#### YOUR GOAL
Pull out each line of the records holding the string "frac".

-----

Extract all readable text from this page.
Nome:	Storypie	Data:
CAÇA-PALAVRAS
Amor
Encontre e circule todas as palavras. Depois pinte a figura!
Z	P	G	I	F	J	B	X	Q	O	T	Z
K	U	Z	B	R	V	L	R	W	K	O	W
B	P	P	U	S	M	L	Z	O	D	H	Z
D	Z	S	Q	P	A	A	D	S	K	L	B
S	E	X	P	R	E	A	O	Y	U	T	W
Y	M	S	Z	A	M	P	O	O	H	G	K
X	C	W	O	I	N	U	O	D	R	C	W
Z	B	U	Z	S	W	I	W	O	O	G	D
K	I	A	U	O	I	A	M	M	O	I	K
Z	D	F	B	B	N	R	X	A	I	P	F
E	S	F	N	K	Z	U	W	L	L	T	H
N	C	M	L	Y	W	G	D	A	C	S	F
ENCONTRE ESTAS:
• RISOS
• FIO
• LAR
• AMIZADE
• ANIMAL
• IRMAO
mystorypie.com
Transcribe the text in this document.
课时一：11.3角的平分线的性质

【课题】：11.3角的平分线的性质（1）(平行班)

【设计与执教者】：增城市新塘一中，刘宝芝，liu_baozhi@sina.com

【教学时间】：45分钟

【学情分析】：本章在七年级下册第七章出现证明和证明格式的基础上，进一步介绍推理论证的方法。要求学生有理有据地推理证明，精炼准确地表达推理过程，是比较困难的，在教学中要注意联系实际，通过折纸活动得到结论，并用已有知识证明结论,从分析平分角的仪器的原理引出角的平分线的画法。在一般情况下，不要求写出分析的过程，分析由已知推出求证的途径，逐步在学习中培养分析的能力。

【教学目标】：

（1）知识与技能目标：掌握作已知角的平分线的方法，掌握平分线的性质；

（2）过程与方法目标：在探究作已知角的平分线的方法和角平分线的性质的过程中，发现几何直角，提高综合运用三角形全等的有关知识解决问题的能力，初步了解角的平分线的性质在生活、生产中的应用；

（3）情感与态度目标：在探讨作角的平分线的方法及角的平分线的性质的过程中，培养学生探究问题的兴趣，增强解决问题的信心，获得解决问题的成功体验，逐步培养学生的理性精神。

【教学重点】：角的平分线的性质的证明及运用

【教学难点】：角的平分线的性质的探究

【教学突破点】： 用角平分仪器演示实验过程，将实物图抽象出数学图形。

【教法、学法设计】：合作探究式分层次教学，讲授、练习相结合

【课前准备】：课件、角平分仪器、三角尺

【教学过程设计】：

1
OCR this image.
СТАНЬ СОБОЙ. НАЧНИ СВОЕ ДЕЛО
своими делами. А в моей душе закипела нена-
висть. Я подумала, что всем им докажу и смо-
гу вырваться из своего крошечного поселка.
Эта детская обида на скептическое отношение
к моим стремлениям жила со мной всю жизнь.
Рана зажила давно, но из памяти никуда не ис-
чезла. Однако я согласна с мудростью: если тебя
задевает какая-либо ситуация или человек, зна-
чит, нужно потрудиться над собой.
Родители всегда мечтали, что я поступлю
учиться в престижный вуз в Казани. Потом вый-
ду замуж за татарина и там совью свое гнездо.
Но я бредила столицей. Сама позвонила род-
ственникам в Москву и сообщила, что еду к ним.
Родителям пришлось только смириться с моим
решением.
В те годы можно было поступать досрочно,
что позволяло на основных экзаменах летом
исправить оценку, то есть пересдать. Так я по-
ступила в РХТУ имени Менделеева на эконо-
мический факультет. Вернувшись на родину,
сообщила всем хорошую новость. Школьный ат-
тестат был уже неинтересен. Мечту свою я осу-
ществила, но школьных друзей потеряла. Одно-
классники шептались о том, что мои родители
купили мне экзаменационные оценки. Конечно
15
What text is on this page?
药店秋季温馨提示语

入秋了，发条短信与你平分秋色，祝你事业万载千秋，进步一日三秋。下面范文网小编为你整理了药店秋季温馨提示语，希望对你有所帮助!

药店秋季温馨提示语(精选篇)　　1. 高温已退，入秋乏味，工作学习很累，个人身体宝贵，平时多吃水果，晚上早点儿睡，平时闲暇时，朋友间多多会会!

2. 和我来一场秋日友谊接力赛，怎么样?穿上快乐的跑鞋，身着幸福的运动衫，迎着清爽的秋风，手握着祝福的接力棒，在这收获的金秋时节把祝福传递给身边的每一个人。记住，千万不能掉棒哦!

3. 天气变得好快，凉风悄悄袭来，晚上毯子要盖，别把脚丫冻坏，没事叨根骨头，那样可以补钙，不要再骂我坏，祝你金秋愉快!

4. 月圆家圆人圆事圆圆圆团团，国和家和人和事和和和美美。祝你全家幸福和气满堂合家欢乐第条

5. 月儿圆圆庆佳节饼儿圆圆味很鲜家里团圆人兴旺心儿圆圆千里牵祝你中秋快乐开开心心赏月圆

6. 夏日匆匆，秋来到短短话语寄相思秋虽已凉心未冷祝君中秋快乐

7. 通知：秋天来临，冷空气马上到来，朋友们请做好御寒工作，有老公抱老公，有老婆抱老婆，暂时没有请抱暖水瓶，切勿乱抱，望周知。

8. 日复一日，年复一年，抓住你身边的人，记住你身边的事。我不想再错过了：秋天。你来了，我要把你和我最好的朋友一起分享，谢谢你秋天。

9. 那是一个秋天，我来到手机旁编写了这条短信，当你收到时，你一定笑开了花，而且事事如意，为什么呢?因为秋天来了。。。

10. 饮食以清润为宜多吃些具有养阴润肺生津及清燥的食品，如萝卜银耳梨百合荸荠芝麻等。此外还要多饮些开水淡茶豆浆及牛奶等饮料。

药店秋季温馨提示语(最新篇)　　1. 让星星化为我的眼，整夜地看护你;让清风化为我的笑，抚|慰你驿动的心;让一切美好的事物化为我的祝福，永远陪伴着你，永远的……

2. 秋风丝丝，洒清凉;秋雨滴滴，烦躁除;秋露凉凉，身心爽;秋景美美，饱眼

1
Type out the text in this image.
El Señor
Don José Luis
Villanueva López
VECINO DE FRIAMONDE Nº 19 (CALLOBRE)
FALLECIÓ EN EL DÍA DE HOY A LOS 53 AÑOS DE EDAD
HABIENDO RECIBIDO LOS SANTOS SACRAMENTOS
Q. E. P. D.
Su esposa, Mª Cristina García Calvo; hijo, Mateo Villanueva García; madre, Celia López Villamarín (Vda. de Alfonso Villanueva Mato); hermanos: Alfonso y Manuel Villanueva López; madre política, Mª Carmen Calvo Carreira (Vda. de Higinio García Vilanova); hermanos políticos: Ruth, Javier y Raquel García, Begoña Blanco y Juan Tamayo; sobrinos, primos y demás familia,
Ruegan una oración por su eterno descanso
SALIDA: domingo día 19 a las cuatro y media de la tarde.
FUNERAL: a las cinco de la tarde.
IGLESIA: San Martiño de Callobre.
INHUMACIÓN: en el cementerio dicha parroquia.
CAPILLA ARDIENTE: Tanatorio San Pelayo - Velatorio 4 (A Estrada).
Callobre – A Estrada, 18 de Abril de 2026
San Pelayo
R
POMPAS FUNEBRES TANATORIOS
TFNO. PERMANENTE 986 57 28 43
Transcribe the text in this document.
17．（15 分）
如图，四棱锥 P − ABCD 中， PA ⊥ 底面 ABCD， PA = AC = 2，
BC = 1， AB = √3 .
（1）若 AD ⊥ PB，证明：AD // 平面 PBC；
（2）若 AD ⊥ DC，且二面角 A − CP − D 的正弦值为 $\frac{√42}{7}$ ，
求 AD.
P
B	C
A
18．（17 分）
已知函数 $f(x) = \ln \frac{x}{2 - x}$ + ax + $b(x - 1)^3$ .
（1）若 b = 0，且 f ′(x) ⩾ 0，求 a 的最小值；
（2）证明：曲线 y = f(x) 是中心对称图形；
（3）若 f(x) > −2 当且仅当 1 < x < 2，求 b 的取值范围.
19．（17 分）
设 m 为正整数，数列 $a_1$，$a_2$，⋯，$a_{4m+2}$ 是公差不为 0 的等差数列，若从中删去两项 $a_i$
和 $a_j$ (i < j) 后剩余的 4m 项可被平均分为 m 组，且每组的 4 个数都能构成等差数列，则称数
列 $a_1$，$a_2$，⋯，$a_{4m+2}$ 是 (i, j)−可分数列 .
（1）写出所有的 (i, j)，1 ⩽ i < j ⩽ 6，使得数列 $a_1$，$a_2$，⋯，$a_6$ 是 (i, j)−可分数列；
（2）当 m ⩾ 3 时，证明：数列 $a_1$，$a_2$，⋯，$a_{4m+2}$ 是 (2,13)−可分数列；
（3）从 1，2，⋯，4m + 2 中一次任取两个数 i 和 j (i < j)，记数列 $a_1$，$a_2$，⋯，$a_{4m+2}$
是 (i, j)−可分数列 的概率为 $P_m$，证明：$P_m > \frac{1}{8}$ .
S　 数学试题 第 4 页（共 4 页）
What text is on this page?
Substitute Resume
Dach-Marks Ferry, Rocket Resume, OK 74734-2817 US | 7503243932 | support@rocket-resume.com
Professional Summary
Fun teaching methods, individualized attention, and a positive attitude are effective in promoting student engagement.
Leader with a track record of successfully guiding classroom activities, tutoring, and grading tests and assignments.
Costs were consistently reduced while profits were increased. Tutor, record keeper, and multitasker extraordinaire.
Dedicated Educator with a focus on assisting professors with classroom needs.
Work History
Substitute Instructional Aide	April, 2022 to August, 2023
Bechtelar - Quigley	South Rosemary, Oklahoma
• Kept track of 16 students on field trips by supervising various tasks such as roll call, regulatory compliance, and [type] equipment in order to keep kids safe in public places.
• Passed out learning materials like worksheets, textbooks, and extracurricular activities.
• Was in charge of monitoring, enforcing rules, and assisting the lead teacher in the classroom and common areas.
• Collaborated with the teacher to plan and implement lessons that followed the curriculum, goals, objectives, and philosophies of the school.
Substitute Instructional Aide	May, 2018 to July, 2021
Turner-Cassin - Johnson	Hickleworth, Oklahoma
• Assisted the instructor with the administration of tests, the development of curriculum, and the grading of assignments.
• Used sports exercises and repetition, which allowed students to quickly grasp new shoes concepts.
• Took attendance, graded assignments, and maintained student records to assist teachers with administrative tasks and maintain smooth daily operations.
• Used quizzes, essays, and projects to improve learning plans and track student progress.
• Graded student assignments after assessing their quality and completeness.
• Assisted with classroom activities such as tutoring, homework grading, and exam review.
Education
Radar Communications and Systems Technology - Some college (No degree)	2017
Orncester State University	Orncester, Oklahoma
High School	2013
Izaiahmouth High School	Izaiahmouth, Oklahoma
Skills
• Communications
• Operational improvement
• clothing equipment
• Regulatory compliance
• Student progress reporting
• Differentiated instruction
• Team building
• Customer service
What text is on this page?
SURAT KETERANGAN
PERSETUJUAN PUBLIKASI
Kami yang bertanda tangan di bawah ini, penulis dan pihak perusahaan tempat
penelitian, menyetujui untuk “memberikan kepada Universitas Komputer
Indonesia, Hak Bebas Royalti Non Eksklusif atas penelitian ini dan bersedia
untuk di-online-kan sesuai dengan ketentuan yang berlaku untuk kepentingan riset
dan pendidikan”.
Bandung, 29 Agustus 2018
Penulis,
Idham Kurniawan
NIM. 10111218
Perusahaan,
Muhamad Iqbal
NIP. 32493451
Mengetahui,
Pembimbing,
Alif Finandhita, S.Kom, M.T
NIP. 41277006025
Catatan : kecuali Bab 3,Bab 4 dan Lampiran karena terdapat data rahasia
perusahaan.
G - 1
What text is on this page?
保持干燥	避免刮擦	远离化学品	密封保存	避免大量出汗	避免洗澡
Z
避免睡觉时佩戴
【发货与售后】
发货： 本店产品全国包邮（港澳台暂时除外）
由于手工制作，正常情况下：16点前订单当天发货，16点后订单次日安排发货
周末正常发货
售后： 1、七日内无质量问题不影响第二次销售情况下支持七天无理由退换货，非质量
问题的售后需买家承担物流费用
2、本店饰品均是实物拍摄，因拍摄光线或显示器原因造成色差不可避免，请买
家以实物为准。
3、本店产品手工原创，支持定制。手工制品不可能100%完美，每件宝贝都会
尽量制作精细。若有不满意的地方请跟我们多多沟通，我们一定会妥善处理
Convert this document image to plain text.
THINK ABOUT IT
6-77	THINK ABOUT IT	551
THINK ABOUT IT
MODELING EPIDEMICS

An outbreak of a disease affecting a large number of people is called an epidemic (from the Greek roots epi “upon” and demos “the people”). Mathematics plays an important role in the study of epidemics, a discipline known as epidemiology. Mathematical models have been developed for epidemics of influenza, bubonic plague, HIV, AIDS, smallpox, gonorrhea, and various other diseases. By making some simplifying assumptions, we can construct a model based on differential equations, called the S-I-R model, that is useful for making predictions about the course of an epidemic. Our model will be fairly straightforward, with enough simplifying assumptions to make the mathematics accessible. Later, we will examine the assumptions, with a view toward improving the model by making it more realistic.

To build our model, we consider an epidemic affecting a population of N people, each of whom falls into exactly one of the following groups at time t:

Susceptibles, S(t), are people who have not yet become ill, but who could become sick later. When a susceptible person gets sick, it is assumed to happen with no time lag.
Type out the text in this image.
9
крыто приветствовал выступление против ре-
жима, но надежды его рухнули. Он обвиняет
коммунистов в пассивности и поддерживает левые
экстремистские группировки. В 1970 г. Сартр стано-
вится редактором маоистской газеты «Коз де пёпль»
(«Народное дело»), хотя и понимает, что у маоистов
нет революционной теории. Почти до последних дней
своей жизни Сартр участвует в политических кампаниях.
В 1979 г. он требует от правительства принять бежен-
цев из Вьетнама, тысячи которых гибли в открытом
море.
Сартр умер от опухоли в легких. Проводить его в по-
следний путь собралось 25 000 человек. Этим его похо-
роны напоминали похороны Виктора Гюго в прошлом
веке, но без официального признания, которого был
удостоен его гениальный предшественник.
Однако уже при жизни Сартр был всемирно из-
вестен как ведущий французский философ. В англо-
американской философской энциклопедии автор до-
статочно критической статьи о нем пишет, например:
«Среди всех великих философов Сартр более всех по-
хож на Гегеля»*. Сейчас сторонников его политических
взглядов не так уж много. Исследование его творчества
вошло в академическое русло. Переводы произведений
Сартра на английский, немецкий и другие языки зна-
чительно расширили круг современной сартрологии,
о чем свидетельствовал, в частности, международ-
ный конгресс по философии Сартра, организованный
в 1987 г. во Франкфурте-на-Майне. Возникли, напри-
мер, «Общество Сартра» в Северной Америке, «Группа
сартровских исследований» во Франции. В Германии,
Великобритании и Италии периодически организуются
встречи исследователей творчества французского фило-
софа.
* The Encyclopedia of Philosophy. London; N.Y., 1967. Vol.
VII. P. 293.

-----

#### RESPONSE TO THE EXERCISE
（2）若 AD ⊥ DC，且二面角 A − CP − D 的正弦值为 $\frac{√42}{7}$ ，
已知函数 $f(x) = \ln \frac{x}{2 - x}$ + ax + $b(x - 1)^3$ .
是 (i, j)−可分数列 的概率为 $P_m$，证明：$P_m > \frac{1}{8}$ .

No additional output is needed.